Task instructions: Each line of the listing where the string "investeringens" appears is to be identified and copied.

Entries shown:
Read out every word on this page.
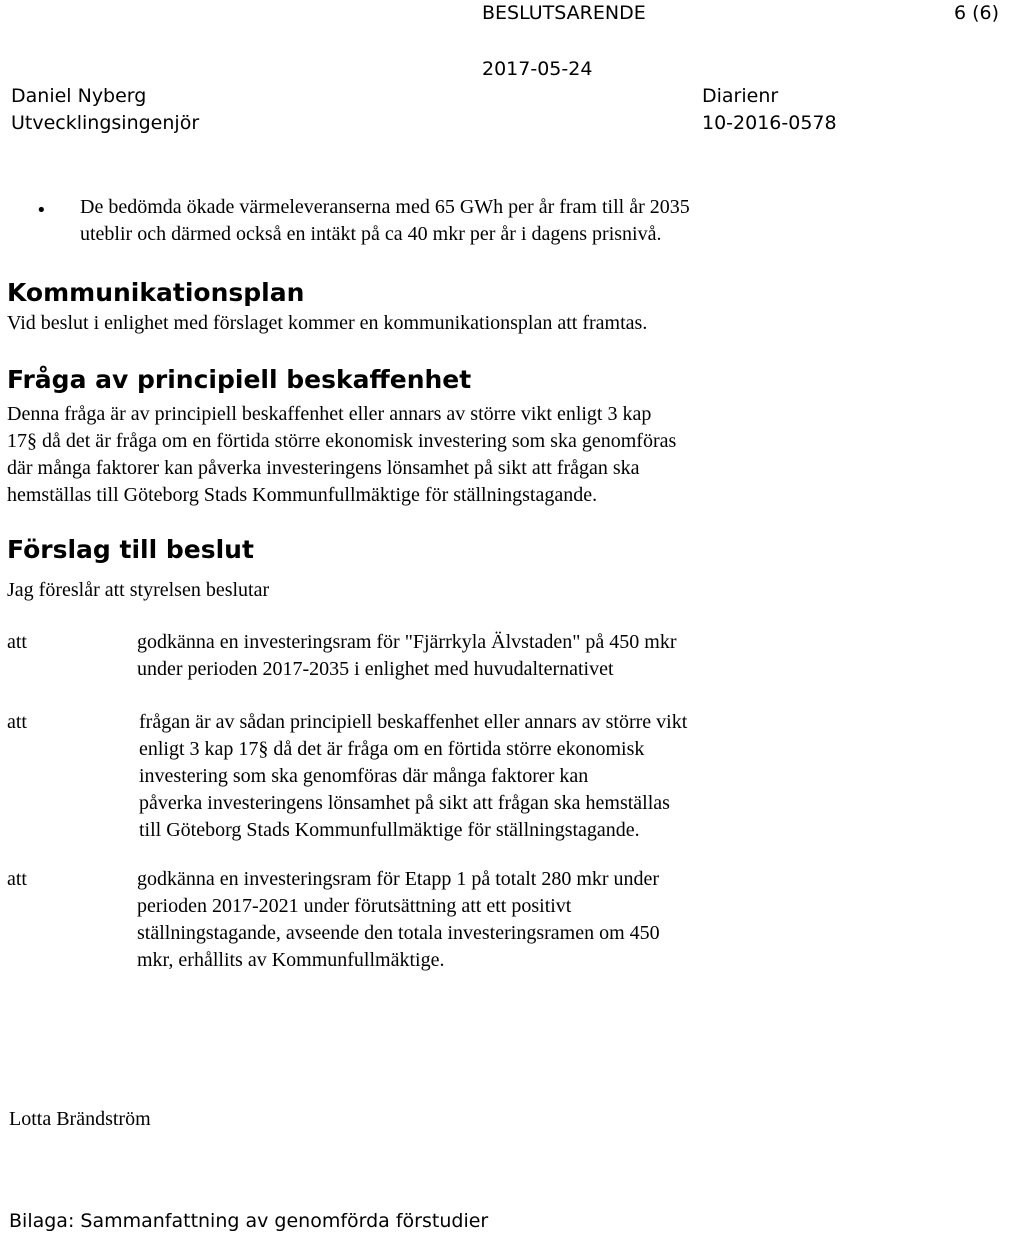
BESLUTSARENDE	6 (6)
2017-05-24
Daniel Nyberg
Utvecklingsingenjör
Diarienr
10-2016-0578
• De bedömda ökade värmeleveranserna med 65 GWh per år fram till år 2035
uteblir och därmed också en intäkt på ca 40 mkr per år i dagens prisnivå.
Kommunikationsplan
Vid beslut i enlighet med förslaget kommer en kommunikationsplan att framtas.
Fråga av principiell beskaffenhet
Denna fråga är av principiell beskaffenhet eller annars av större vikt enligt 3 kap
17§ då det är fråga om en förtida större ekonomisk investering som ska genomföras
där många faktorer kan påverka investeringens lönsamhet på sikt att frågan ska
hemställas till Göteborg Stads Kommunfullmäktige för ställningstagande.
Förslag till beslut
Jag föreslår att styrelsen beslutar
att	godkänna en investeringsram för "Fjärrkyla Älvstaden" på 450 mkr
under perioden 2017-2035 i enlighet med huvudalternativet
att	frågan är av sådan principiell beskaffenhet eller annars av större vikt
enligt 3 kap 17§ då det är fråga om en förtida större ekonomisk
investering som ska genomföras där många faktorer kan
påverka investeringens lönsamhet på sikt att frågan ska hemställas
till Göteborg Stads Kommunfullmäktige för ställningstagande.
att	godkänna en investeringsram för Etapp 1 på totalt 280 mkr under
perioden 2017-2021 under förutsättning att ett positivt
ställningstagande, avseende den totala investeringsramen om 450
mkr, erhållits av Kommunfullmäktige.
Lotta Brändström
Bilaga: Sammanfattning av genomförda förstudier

==

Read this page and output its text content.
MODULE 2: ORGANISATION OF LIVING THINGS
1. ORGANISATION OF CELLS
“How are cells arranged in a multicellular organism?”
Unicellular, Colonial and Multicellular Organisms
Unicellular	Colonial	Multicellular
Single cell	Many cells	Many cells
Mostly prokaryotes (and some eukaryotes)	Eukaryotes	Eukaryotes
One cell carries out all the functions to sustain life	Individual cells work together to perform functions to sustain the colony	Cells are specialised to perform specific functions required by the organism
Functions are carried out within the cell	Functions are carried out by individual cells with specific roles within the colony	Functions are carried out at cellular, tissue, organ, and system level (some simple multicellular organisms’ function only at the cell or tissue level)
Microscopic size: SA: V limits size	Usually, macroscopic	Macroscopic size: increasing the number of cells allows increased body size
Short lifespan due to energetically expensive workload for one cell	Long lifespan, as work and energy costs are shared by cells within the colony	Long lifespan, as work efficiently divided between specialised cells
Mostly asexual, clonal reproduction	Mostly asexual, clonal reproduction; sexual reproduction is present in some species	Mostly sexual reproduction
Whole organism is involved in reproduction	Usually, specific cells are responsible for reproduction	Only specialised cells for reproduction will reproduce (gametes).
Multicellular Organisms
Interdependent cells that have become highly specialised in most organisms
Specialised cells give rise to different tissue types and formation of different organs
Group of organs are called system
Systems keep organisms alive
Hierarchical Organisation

---

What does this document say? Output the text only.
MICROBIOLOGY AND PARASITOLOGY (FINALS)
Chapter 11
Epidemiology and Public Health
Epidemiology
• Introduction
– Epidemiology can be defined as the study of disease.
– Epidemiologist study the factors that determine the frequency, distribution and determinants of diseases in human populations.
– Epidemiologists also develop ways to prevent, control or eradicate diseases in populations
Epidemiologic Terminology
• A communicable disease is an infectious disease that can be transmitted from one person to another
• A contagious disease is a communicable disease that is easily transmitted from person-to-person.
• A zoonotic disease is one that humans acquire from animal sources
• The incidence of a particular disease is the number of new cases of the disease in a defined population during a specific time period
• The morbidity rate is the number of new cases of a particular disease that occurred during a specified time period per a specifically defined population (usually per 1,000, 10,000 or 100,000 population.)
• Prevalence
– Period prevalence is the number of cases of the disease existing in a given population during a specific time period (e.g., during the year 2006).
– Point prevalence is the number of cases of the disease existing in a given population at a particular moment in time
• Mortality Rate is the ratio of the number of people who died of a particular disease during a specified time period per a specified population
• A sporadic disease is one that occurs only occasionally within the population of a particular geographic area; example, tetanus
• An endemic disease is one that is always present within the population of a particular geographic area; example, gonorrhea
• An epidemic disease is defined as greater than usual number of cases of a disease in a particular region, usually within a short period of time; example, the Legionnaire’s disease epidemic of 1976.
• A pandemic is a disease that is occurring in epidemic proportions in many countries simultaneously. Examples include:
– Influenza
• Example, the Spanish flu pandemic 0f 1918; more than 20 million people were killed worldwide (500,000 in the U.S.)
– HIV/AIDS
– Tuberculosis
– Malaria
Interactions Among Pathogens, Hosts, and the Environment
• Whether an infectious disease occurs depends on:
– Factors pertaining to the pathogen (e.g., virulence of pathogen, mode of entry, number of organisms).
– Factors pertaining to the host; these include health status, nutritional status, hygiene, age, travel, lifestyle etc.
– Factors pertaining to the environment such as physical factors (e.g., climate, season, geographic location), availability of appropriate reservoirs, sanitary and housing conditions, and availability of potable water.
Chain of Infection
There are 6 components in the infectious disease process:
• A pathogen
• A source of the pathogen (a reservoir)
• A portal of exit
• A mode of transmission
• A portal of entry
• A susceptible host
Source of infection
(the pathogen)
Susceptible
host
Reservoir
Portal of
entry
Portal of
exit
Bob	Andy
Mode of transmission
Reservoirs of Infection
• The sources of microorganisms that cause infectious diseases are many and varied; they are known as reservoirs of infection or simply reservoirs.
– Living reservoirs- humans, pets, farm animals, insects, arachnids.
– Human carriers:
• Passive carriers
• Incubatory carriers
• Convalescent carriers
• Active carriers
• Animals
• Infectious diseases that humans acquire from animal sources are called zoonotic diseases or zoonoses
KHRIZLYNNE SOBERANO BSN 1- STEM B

Result for this exercise:
där många faktorer kan påverka investeringens lönsamhet på sikt att frågan ska
påverka investeringens lönsamhet på sikt att frågan ska hemställas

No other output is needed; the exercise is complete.